## What to work on:
Swap "spin" for "whirl" in the lines from the line with "button[interactable]: Name bbox=[50, 245, 169, 263]" to the line with "button[interactable]: Feedback bbox=[50, 270, 169, 290]", and write out only those lines with everything else left as it is.
==*==
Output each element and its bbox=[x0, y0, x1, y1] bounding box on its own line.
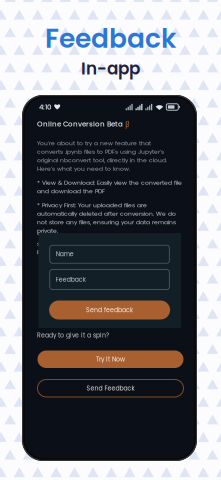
button[interactable]: Name bbox=[50, 245, 169, 263]
staticText: * View & Download: Easily view the conve… bbox=[37, 178, 182, 195]
staticText: * Privacy First: Your uploaded files are… bbox=[37, 201, 176, 235]
staticText: Ready to give it a spin? bbox=[37, 331, 109, 340]
staticText: Try It Now bbox=[96, 355, 125, 364]
staticText: Send Feedback bbox=[86, 384, 134, 393]
staticText: Feedback bbox=[56, 275, 86, 284]
staticText: β bbox=[125, 119, 129, 129]
staticText: In-app bbox=[81, 57, 140, 80]
staticText: 4:10 bbox=[39, 102, 51, 112]
button[interactable]: Feedback bbox=[50, 270, 169, 290]
staticText: * Cloud Processing: Conversion runs on o… bbox=[37, 231, 168, 256]
staticText: Send feedback bbox=[86, 306, 133, 314]
staticText: Name bbox=[56, 250, 74, 258]
button[interactable]: Try It Now bbox=[38, 350, 184, 368]
staticText: Online Conversion Beta bbox=[37, 119, 123, 129]
staticText: Feedback bbox=[45, 20, 176, 57]
button[interactable]: Send Feedback bbox=[38, 380, 184, 397]
staticText: You're about to try a new feature that c… bbox=[37, 139, 167, 173]
button[interactable]: Send feedback bbox=[49, 300, 170, 320]
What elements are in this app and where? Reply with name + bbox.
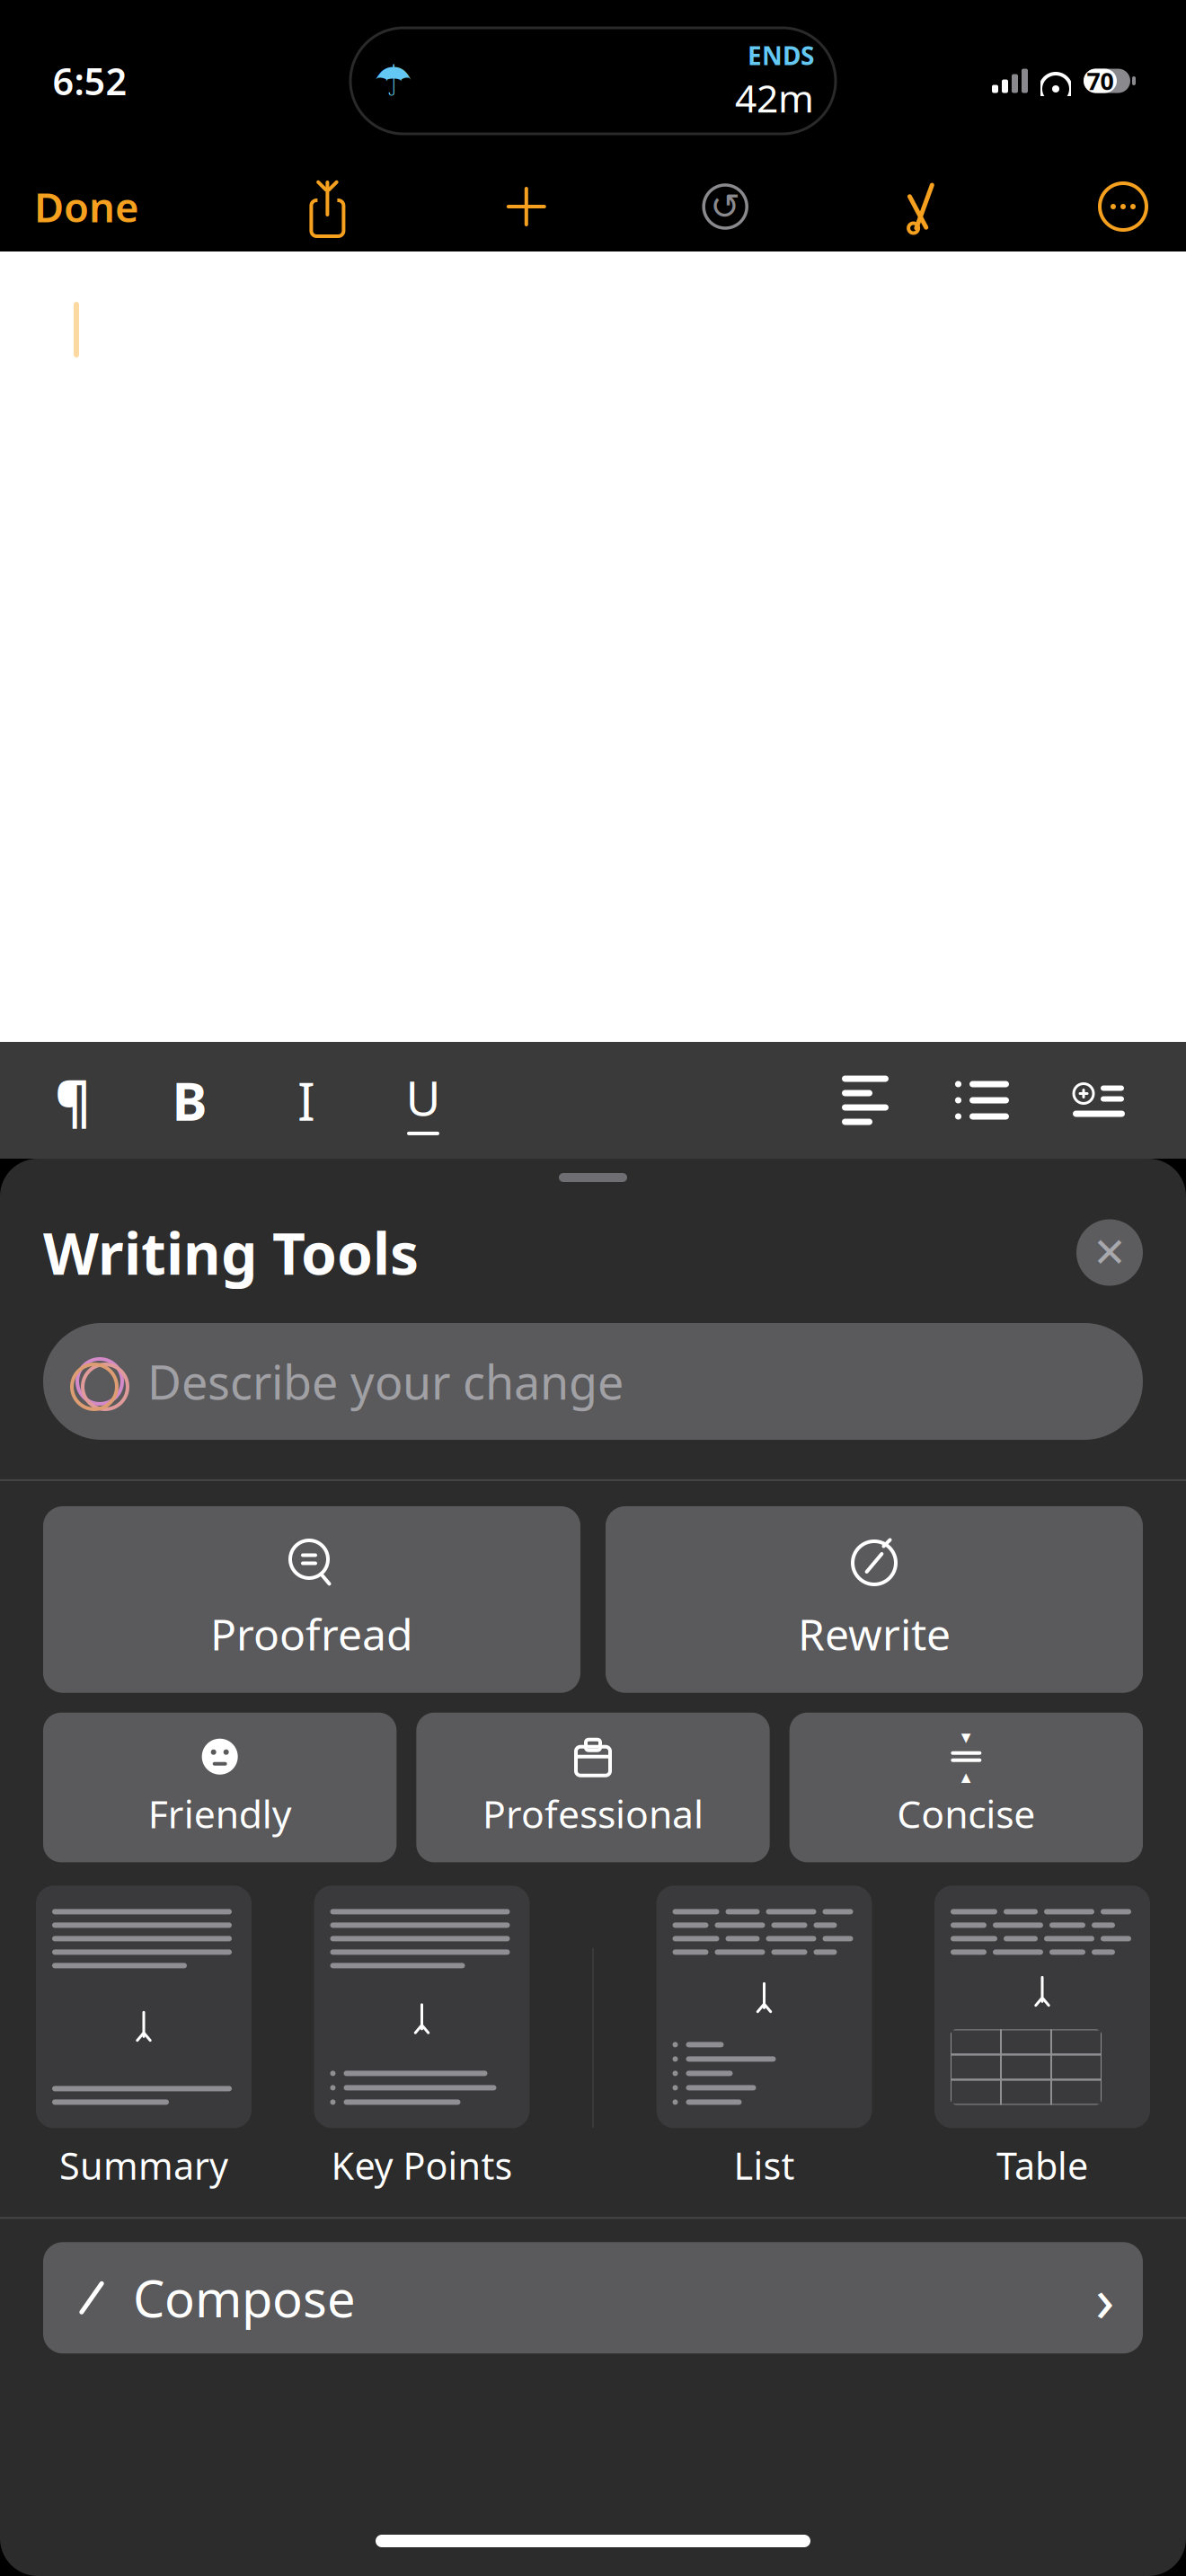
button[interactable]: Professional	[416, 1713, 770, 1862]
staticText: ▾	[961, 1726, 971, 1748]
button[interactable]: Key Points	[314, 1886, 530, 2190]
staticText: Friendly	[148, 1788, 292, 1839]
staticText: ¶	[55, 1064, 91, 1137]
staticText: ▴	[961, 1766, 971, 1787]
button[interactable]: Bulleted list	[924, 1046, 1040, 1154]
staticText: Writing Tools	[43, 1214, 419, 1291]
staticText: ↺	[710, 186, 741, 227]
button[interactable]: Add	[490, 171, 562, 243]
staticText: Describe your change	[147, 1350, 624, 1412]
button[interactable]: Friendly	[43, 1713, 397, 1862]
staticText: Professional	[482, 1788, 704, 1839]
staticText: U	[406, 1065, 441, 1129]
button[interactable]: Proofread	[43, 1506, 580, 1693]
button[interactable]: Paragraph style	[14, 1046, 131, 1154]
staticText: ☂	[374, 56, 412, 105]
staticText: Table	[996, 2141, 1088, 2190]
button[interactable]: Rewrite	[606, 1506, 1143, 1693]
staticText: Summary	[59, 2141, 228, 2190]
staticText: 6:52	[53, 56, 127, 106]
button[interactable]: Undo	[689, 171, 761, 243]
staticText: Key Points	[331, 2141, 513, 2190]
button[interactable]: Italic	[248, 1046, 365, 1154]
staticText: Concise	[897, 1788, 1035, 1839]
staticText: I	[297, 1065, 315, 1135]
button[interactable]: Insert	[1040, 1046, 1172, 1154]
button[interactable]: Table	[934, 1886, 1150, 2190]
staticText: 70	[1087, 65, 1114, 97]
button[interactable]: List	[656, 1886, 872, 2190]
button[interactable]: Alignment	[807, 1046, 924, 1154]
button[interactable]: Markup	[888, 171, 960, 243]
button[interactable]: Bold	[131, 1046, 248, 1154]
button[interactable]: Done	[9, 167, 164, 246]
staticText: Proofread	[210, 1605, 413, 1662]
button[interactable]: ▾	[789, 1713, 1143, 1862]
button[interactable]: Close	[1076, 1219, 1143, 1286]
button[interactable]: Share	[291, 171, 363, 243]
staticText: Compose	[133, 2264, 356, 2331]
staticText: ENDS	[748, 39, 814, 72]
staticText: B	[172, 1065, 207, 1135]
staticText: ›	[1095, 2256, 1114, 2339]
staticText: 42m	[735, 72, 814, 123]
staticText: List	[734, 2141, 795, 2190]
staticText: ✕	[1093, 1229, 1127, 1276]
button[interactable]: More	[1087, 171, 1159, 243]
button[interactable]: Underline	[365, 1046, 482, 1154]
staticText: Rewrite	[798, 1605, 951, 1662]
button[interactable]: Compose	[43, 2242, 1143, 2354]
button[interactable]: Summary	[36, 1886, 252, 2190]
staticText: Done	[34, 180, 139, 234]
button[interactable]: Describe your change	[43, 1323, 1143, 1440]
==*==
## Written response:
button[interactable]: Name bbox=[50, 245, 169, 263]
staticText: * View & Download: Easily view the conve… bbox=[37, 178, 182, 195]
staticText: * Privacy First: Your uploaded files are… bbox=[37, 201, 176, 235]
staticText: Ready to give it a whirl? bbox=[37, 331, 109, 340]
staticText: Try It Now bbox=[96, 355, 125, 364]
staticText: Send Feedback bbox=[86, 384, 134, 393]
staticText: Feedback bbox=[56, 275, 86, 284]
staticText: β bbox=[125, 119, 129, 129]
staticText: In-app bbox=[81, 57, 140, 80]
staticText: 4:10 bbox=[39, 102, 51, 112]
button[interactable]: Feedback bbox=[50, 270, 169, 290]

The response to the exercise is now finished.